### [Set problem]
Take the stretch from the start of the data through the line containing "risk-value-alteplase-90: 209 <box>458", and change every "Number at risk" to "At-risk count", leaving everything else as it is.

### [Material provided]
===============

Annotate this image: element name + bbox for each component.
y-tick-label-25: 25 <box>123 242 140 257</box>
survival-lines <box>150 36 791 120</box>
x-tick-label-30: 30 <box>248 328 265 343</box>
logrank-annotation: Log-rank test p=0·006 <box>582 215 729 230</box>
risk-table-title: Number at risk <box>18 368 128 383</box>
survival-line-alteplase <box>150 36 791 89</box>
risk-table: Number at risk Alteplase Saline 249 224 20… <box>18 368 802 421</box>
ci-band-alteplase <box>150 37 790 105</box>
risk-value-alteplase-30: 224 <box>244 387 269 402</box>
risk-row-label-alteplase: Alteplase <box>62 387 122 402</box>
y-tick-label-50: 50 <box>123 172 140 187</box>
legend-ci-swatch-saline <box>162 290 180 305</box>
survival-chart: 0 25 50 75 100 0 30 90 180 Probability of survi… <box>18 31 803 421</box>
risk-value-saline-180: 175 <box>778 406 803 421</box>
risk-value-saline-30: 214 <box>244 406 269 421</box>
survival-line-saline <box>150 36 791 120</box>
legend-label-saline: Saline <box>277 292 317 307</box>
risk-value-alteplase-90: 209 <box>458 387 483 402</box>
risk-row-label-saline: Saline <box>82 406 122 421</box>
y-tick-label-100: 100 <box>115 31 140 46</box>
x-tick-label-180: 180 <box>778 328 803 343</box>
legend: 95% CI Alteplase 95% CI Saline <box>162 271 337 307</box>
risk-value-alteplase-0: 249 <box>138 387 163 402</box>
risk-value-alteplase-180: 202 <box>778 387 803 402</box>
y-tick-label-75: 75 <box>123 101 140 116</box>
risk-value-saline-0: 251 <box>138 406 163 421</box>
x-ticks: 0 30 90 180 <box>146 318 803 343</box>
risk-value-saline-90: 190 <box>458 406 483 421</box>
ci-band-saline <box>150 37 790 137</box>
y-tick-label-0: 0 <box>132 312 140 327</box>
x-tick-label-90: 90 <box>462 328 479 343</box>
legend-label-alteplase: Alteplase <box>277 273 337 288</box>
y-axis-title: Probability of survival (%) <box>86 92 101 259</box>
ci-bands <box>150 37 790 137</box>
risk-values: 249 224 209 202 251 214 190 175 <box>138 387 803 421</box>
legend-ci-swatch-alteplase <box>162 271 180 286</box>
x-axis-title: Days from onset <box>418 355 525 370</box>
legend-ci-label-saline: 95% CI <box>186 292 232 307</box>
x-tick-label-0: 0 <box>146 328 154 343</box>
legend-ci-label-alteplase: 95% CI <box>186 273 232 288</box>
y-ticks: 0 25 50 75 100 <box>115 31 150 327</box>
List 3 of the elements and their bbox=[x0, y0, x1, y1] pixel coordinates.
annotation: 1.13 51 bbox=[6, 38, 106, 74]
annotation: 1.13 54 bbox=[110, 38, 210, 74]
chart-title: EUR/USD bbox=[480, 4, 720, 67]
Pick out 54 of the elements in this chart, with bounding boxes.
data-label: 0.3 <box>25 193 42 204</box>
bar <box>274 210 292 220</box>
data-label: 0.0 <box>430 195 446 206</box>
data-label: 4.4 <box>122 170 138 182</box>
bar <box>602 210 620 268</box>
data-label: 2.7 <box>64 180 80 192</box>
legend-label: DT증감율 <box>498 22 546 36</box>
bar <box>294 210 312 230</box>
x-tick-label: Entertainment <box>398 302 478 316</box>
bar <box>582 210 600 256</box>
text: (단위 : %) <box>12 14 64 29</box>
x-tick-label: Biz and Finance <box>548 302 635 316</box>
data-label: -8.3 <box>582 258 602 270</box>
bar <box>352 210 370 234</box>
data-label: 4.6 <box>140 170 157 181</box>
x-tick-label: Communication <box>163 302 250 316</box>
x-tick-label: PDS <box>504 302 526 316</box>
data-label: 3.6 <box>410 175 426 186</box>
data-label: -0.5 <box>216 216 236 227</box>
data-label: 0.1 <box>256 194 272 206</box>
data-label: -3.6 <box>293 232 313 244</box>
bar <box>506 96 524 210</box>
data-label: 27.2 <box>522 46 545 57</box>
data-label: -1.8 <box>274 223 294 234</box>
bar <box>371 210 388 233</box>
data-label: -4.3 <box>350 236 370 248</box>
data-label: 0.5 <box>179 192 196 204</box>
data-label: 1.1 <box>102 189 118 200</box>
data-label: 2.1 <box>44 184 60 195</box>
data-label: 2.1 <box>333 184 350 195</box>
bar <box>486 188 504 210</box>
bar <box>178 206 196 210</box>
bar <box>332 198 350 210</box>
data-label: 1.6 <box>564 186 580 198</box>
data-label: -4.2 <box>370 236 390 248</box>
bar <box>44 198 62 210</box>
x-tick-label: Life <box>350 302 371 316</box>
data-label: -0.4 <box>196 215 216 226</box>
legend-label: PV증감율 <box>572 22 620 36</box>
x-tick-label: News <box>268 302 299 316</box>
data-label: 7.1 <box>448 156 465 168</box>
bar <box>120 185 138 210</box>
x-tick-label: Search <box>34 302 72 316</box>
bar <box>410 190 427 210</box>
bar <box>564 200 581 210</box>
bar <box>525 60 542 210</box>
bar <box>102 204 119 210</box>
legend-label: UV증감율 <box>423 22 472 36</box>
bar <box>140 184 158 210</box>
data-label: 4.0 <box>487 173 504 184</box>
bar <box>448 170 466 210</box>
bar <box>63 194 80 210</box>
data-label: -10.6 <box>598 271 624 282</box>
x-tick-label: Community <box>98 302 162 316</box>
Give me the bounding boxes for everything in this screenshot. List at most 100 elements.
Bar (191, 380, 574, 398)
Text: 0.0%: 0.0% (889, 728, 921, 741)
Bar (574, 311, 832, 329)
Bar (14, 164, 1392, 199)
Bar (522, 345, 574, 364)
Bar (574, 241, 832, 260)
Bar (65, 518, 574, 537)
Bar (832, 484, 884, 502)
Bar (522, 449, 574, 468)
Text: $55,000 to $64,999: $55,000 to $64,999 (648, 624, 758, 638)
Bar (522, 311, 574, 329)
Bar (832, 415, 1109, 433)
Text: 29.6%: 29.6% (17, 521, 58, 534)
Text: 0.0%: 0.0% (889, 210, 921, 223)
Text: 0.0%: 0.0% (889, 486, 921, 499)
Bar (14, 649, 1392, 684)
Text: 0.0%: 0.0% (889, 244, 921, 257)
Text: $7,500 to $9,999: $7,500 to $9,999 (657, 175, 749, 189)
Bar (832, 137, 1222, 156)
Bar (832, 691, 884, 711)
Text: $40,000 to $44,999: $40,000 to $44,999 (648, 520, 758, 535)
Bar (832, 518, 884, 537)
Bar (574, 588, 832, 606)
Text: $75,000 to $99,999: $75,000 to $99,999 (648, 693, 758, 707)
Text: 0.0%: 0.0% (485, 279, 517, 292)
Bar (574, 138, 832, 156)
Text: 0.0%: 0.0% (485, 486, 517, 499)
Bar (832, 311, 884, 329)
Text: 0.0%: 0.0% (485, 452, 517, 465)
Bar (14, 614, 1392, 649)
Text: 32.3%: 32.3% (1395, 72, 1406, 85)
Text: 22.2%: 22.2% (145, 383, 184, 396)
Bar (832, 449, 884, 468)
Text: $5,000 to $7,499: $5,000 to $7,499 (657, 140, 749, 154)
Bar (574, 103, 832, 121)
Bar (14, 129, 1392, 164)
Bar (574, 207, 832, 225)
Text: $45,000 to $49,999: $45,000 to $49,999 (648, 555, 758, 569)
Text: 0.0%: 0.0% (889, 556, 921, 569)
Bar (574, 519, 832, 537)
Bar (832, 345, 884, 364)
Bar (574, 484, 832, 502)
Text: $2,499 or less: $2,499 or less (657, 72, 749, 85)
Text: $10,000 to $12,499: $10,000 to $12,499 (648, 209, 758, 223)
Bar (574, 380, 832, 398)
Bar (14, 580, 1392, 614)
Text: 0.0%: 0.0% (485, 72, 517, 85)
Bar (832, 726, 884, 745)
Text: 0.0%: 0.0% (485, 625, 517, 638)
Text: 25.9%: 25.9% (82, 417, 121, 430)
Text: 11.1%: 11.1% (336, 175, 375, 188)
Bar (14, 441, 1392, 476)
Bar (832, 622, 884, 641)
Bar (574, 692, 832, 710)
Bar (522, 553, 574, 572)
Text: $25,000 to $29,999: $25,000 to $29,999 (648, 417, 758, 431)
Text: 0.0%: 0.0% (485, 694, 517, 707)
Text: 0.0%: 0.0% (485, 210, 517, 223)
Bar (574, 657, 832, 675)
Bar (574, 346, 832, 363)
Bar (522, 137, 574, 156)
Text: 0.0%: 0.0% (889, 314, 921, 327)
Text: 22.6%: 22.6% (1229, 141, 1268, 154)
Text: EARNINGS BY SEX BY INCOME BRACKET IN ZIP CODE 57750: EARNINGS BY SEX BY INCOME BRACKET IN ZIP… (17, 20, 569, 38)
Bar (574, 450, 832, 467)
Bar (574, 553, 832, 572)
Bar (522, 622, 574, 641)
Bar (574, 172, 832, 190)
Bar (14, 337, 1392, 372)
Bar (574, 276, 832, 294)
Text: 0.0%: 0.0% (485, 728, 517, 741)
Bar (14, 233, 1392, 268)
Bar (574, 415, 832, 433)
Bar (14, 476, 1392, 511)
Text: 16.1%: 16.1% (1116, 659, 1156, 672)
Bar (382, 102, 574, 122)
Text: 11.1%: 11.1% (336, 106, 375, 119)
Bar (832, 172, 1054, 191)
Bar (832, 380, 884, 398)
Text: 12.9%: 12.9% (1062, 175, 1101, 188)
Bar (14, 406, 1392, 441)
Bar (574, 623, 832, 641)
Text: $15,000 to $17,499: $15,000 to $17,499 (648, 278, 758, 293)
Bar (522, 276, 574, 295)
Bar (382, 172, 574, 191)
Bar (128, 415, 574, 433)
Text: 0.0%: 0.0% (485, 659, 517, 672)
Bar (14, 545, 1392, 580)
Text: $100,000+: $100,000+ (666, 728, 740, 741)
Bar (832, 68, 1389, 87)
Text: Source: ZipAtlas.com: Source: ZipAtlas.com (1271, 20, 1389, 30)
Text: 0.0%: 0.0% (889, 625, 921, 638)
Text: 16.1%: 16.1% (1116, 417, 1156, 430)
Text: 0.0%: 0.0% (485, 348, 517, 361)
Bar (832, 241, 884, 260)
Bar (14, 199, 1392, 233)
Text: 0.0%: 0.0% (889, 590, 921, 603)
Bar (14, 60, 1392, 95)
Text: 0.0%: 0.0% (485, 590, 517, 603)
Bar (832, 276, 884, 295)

===============

### [The completed task]
Annotate this image: element name + bbox for each component.
y-tick-label-25: 25 <box>123 242 140 257</box>
survival-lines <box>150 36 791 120</box>
x-tick-label-30: 30 <box>248 328 265 343</box>
logrank-annotation: Log-rank test p=0·006 <box>582 215 729 230</box>
risk-table-title: At-risk count <box>18 368 128 383</box>
survival-line-alteplase <box>150 36 791 89</box>
risk-table: At-risk count Alteplase Saline 249 224 20… <box>18 368 802 421</box>
ci-band-alteplase <box>150 37 790 105</box>
risk-value-alteplase-30: 224 <box>244 387 269 402</box>
risk-row-label-alteplase: Alteplase <box>62 387 122 402</box>
y-tick-label-50: 50 <box>123 172 140 187</box>
legend-ci-swatch-saline <box>162 290 180 305</box>
survival-chart: 0 25 50 75 100 0 30 90 180 Probability of survi… <box>18 31 803 421</box>
risk-value-saline-180: 175 <box>778 406 803 421</box>
risk-value-saline-30: 214 <box>244 406 269 421</box>
survival-line-saline <box>150 36 791 120</box>
legend-label-saline: Saline <box>277 292 317 307</box>
risk-value-alteplase-90: 209 <box>458 387 483 402</box>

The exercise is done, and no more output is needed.